■ **What the task asks**
Repeat every line below exactly, word for word.

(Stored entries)
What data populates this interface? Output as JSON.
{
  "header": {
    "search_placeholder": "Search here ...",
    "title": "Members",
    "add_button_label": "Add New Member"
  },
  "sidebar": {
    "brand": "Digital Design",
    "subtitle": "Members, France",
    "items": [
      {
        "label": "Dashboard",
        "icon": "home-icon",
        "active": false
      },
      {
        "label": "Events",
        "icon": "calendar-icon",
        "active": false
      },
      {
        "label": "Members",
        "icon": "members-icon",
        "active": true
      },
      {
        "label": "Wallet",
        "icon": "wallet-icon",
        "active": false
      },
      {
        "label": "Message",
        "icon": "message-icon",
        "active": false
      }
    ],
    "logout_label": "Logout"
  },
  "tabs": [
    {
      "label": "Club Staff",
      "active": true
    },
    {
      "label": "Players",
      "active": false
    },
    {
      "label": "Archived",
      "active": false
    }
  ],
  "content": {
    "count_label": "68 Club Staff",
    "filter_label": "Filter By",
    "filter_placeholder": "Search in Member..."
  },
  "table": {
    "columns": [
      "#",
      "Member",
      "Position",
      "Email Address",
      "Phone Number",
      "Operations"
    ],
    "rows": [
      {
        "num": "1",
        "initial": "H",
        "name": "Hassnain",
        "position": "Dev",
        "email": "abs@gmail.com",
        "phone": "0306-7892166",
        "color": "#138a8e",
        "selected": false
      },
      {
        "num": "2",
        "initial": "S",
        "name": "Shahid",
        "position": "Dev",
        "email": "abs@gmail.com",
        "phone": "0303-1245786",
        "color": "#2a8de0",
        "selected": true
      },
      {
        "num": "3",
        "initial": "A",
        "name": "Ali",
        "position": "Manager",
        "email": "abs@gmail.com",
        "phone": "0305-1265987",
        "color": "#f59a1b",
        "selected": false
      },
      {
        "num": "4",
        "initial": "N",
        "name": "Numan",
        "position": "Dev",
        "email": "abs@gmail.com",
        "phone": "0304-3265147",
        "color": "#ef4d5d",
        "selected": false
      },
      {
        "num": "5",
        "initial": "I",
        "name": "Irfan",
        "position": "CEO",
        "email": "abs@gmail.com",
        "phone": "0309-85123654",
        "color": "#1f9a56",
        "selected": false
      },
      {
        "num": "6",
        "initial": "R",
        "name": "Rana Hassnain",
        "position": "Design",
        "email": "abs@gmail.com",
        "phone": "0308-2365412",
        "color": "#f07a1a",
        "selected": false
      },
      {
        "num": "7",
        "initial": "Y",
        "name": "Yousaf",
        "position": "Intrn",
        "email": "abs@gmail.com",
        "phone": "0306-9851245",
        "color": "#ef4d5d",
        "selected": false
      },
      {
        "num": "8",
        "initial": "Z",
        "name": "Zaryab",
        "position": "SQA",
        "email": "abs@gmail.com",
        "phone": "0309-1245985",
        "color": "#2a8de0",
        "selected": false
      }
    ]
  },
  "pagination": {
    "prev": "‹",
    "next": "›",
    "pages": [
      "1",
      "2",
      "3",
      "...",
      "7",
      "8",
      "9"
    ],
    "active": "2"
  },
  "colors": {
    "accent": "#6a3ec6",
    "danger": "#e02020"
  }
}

■ **Result of the task**
What data populates this interface? Output as JSON.
{
  "header": {
    "search_placeholder": "Search here ...",
    "title": "Members",
    "add_button_label": "Add New Member"
  },
  "sidebar": {
    "brand": "Digital Design",
    "subtitle": "Members, France",
    "items": [
      {
        "label": "Dashboard",
        "icon": "home-icon",
        "active": false
      },
      {
        "label": "Events",
        "icon": "calendar-icon",
        "active": false
      },
      {
        "label": "Members",
        "icon": "members-icon",
        "active": true
      },
      {
        "label": "Wallet",
        "icon": "wallet-icon",
        "active": false
      },
      {
        "label": "Message",
        "icon": "message-icon",
        "active": false
      }
    ],
    "logout_label": "Logout"
  },
  "tabs": [
    {
      "label": "Club Staff",
      "active": true
    },
    {
      "label": "Players",
      "active": false
    },
    {
      "label": "Archived",
      "active": false
    }
  ],
  "content": {
    "count_label": "68 Club Staff",
    "filter_label": "Filter By",
    "filter_placeholder": "Search in Member..."
  },
  "table": {
    "columns": [
      "#",
      "Member",
      "Position",
      "Email Address",
      "Phone Number",
      "Operations"
    ],
    "rows": [
      {
        "num": "1",
        "initial": "H",
        "name": "Hassnain",
        "position": "Dev",
        "email": "abs@gmail.com",
        "phone": "0306-7892166",
        "color": "#138a8e",
        "selected": false
      },
      {
        "num": "2",
        "initial": "S",
        "name": "Shahid",
        "position": "Dev",
        "email": "abs@gmail.com",
        "phone": "0303-1245786",
        "color": "#2a8de0",
        "selected": true
      },
      {
        "num": "3",
        "initial": "A",
        "name": "Ali",
        "position": "Manager",
        "email": "abs@gmail.com",
        "phone": "0305-1265987",
        "color": "#f59a1b",
        "selected": false
      },
      {
        "num": "4",
        "initial": "N",
        "name": "Numan",
        "position": "Dev",
        "email": "abs@gmail.com",
        "phone": "0304-3265147",
        "color": "#ef4d5d",
        "selected": false
      },
      {
        "num": "5",
        "initial": "I",
        "name": "Irfan",
        "position": "CEO",
        "email": "abs@gmail.com",
        "phone": "0309-85123654",
        "color": "#1f9a56",
        "selected": false
      },
      {
        "num": "6",
        "initial": "R",
        "name": "Rana Hassnain",
        "position": "Design",
        "email": "abs@gmail.com",
        "phone": "0308-2365412",
        "color": "#f07a1a",
        "selected": false
      },
      {
        "num": "7",
        "initial": "Y",
        "name": "Yousaf",
        "position": "Intrn",
        "email": "abs@gmail.com",
        "phone": "0306-9851245",
        "color": "#ef4d5d",
        "selected": false
      },
      {
        "num": "8",
        "initial": "Z",
        "name": "Zaryab",
        "position": "SQA",
        "email": "abs@gmail.com",
        "phone": "0309-1245985",
        "color": "#2a8de0",
        "selected": false
      }
    ]
  },
  "pagination": {
    "prev": "‹",
    "next": "›",
    "pages": [
      "1",
      "2",
      "3",
      "...",
      "7",
      "8",
      "9"
    ],
    "active": "2"
  },
  "colors": {
    "accent": "#6a3ec6",
    "danger": "#e02020"
  }
}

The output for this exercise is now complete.